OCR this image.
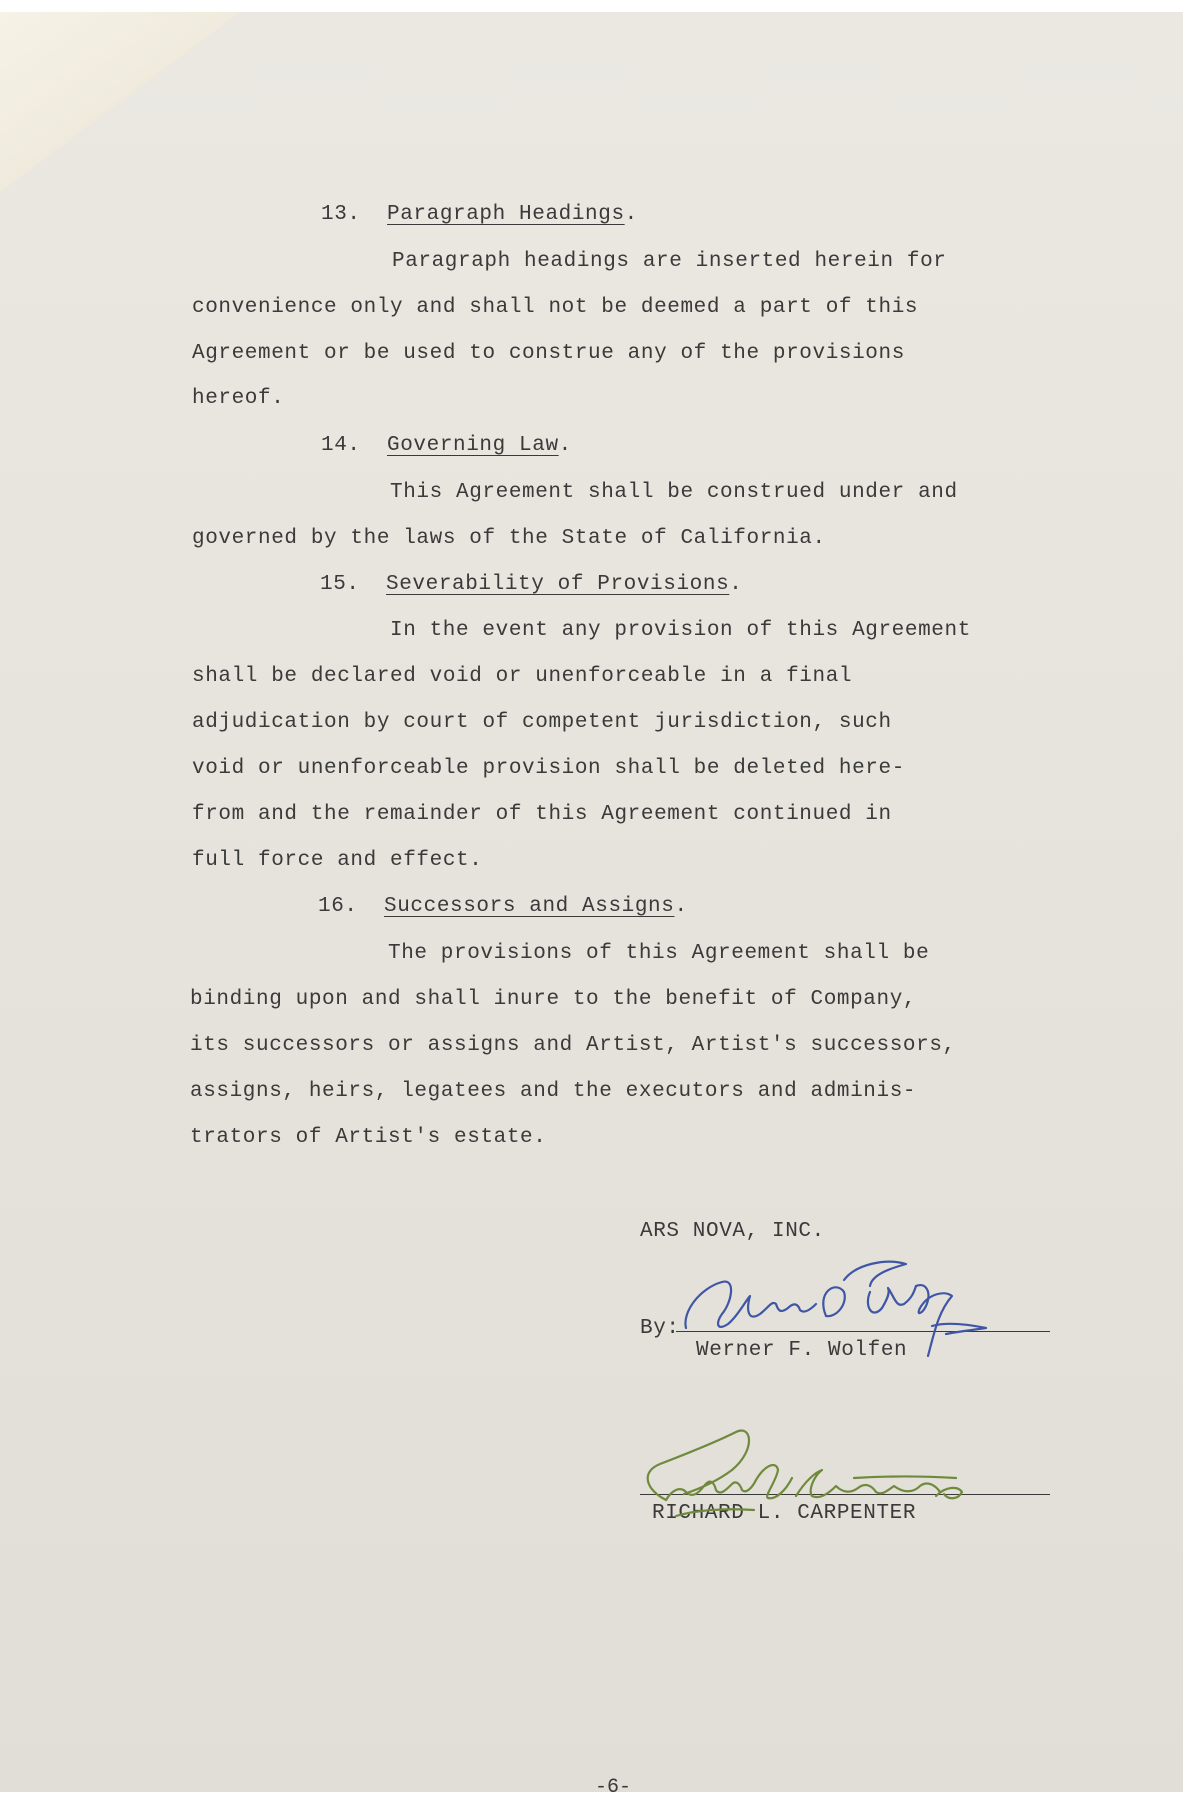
13. Paragraph Headings.
Paragraph headings are inserted herein for
convenience only and shall not be deemed a part of this
Agreement or be used to construe any of the provisions
hereof.
14. Governing Law.
This Agreement shall be construed under and
governed by the laws of the State of California.
15. Severability of Provisions.
In the event any provision of this Agreement
shall be declared void or unenforceable in a final
adjudication by court of competent jurisdiction, such
void or unenforceable provision shall be deleted here-
from and the remainder of this Agreement continued in
full force and effect.
16. Successors and Assigns.
The provisions of this Agreement shall be
binding upon and shall inure to the benefit of Company,
its successors or assigns and Artist, Artist's successors,
assigns, heirs, legatees and the executors and adminis-
trators of Artist's estate.
ARS NOVA, INC.
By:
Werner F. Wolfen
RICHARD L. CARPENTER
-6-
* * * * * * *
(Given instruction) Output the data exactly. Pictures don't belong in the result.

(Problem solution)
OCR this image.
13. Paragraph Headings.
Paragraph headings are inserted herein for
convenience only and shall not be deemed a part of this
Agreement or be used to construe any of the provisions
hereof.
14. Governing Law.
This Agreement shall be construed under and
governed by the laws of the State of California.
15. Severability of Provisions.
In the event any provision of this Agreement
shall be declared void or unenforceable in a final
adjudication by court of competent jurisdiction, such
void or unenforceable provision shall be deleted here-
from and the remainder of this Agreement continued in
full force and effect.
16. Successors and Assigns.
The provisions of this Agreement shall be
binding upon and shall inure to the benefit of Company,
its successors or assigns and Artist, Artist's successors,
assigns, heirs, legatees and the executors and adminis-
trators of Artist's estate.
ARS NOVA, INC.
By:
Werner F. Wolfen
RICHARD L. CARPENTER
-6-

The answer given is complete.